* What needs to be done *
Below are some entries. Copy each line that holds the string "JSON".

□ □ □ □

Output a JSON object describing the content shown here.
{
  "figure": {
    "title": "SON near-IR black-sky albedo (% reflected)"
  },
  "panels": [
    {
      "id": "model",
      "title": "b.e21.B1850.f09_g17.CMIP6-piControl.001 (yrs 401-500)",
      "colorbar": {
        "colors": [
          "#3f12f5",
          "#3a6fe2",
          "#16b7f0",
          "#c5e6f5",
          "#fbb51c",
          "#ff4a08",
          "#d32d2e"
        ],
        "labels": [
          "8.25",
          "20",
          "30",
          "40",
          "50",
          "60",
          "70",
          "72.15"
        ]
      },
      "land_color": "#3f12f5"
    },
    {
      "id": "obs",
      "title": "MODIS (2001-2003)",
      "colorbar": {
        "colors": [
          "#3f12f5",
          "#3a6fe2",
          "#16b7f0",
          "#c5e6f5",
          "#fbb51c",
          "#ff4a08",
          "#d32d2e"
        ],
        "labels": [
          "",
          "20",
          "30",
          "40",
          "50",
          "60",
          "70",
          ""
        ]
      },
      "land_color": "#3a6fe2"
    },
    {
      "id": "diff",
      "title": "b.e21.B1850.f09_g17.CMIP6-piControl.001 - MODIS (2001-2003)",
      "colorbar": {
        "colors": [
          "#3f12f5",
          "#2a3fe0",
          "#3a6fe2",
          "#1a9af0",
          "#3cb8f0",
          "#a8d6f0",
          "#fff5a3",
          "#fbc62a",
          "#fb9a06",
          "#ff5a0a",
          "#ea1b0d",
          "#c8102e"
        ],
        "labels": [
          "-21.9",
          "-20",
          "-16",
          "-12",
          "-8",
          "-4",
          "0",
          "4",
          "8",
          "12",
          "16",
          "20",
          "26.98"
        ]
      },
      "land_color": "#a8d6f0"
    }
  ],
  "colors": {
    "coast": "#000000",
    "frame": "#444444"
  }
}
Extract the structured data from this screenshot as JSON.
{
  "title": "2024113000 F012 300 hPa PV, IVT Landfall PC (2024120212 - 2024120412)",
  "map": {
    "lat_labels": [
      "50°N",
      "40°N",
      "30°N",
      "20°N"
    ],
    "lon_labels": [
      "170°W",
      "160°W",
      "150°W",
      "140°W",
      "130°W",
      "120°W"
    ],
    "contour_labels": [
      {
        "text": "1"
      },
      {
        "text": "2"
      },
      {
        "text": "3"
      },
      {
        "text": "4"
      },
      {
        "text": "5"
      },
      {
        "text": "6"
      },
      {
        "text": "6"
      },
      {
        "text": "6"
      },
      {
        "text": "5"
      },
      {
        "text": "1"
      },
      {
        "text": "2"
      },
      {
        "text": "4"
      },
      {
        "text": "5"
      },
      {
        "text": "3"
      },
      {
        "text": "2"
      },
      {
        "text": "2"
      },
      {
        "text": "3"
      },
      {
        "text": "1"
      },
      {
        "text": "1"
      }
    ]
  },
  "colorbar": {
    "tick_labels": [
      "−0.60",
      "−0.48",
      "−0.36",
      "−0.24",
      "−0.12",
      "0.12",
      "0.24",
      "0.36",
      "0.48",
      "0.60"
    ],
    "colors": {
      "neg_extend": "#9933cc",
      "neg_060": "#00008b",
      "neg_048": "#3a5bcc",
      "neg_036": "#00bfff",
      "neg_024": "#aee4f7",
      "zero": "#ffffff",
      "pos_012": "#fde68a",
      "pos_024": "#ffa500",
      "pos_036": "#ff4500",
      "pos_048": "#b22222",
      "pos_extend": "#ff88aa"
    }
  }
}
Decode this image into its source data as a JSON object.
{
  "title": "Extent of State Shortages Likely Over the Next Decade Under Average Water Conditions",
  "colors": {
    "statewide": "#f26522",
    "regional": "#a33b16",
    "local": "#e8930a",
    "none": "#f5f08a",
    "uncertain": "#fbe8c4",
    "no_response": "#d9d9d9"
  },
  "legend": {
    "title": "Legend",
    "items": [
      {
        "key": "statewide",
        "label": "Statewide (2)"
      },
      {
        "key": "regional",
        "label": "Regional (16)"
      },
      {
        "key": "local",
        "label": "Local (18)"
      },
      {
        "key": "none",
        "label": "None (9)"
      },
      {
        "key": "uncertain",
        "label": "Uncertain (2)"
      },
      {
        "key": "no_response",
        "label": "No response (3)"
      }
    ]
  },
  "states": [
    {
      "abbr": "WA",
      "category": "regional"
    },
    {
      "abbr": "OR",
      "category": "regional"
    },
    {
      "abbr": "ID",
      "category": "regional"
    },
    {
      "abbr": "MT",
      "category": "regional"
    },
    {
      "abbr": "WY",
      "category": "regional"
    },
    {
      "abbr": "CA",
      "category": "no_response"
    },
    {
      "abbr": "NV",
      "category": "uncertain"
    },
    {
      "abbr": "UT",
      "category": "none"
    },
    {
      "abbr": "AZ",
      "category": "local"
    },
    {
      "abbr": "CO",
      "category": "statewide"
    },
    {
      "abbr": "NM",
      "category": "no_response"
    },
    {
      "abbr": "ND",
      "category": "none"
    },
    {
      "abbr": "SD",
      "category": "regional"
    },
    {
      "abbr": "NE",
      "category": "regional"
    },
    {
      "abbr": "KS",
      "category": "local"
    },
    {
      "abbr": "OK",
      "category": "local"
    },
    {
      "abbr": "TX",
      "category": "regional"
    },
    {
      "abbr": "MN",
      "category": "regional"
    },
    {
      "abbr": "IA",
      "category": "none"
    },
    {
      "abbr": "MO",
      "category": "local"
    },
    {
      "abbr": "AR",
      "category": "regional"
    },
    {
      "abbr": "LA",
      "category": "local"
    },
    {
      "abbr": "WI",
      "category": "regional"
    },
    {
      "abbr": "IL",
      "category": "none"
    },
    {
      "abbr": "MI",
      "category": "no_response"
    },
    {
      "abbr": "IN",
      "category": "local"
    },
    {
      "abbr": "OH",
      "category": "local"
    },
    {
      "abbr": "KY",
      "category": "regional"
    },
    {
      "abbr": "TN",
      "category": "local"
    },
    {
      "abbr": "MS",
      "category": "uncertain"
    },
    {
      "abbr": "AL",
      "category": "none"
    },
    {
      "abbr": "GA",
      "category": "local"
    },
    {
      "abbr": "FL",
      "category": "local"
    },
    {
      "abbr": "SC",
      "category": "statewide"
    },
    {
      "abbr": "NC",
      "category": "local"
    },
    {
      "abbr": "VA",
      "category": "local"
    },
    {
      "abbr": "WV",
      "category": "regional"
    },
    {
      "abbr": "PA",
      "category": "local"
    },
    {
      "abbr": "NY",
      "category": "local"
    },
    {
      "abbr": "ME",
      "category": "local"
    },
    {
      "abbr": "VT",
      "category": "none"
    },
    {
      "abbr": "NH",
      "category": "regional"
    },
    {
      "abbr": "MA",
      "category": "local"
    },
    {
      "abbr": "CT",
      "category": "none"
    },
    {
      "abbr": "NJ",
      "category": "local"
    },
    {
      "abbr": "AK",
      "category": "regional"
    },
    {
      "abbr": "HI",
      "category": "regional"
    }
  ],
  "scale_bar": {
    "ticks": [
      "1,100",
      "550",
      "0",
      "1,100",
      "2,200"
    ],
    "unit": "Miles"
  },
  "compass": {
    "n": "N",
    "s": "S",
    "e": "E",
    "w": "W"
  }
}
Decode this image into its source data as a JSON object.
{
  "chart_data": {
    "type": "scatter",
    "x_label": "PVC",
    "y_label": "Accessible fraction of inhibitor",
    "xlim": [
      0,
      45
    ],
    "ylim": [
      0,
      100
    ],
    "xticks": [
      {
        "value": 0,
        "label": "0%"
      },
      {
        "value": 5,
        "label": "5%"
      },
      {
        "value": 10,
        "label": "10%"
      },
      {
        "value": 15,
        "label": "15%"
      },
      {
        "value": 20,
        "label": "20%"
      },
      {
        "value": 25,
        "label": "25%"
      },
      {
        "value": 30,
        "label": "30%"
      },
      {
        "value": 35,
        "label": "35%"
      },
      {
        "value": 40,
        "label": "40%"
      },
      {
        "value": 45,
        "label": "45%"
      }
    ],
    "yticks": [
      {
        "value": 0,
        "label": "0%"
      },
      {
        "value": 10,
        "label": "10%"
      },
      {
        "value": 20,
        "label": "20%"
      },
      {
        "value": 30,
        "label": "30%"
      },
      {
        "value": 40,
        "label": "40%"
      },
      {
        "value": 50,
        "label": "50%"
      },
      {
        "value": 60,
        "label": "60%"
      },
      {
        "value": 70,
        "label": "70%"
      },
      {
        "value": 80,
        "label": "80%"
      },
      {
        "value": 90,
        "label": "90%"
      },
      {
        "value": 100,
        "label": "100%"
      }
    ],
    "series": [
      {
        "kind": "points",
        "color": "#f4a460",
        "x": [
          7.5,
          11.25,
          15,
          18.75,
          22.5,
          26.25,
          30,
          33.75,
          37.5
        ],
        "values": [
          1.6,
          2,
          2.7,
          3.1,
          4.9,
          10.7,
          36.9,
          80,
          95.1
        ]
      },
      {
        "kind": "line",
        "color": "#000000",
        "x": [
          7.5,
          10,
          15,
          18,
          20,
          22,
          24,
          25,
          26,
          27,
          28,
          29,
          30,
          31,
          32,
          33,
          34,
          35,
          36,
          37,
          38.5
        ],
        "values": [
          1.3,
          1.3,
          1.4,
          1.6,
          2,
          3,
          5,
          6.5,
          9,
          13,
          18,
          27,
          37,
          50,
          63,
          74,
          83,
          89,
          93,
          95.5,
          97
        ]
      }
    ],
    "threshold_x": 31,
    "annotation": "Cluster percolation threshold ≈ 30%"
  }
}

□ □ □ □

* Problem solution *
Output a JSON object describing the content shown here.
Extract the structured data from this screenshot as JSON.
Decode this image into its source data as a JSON object.
Decode this image into its source data as a JSON object.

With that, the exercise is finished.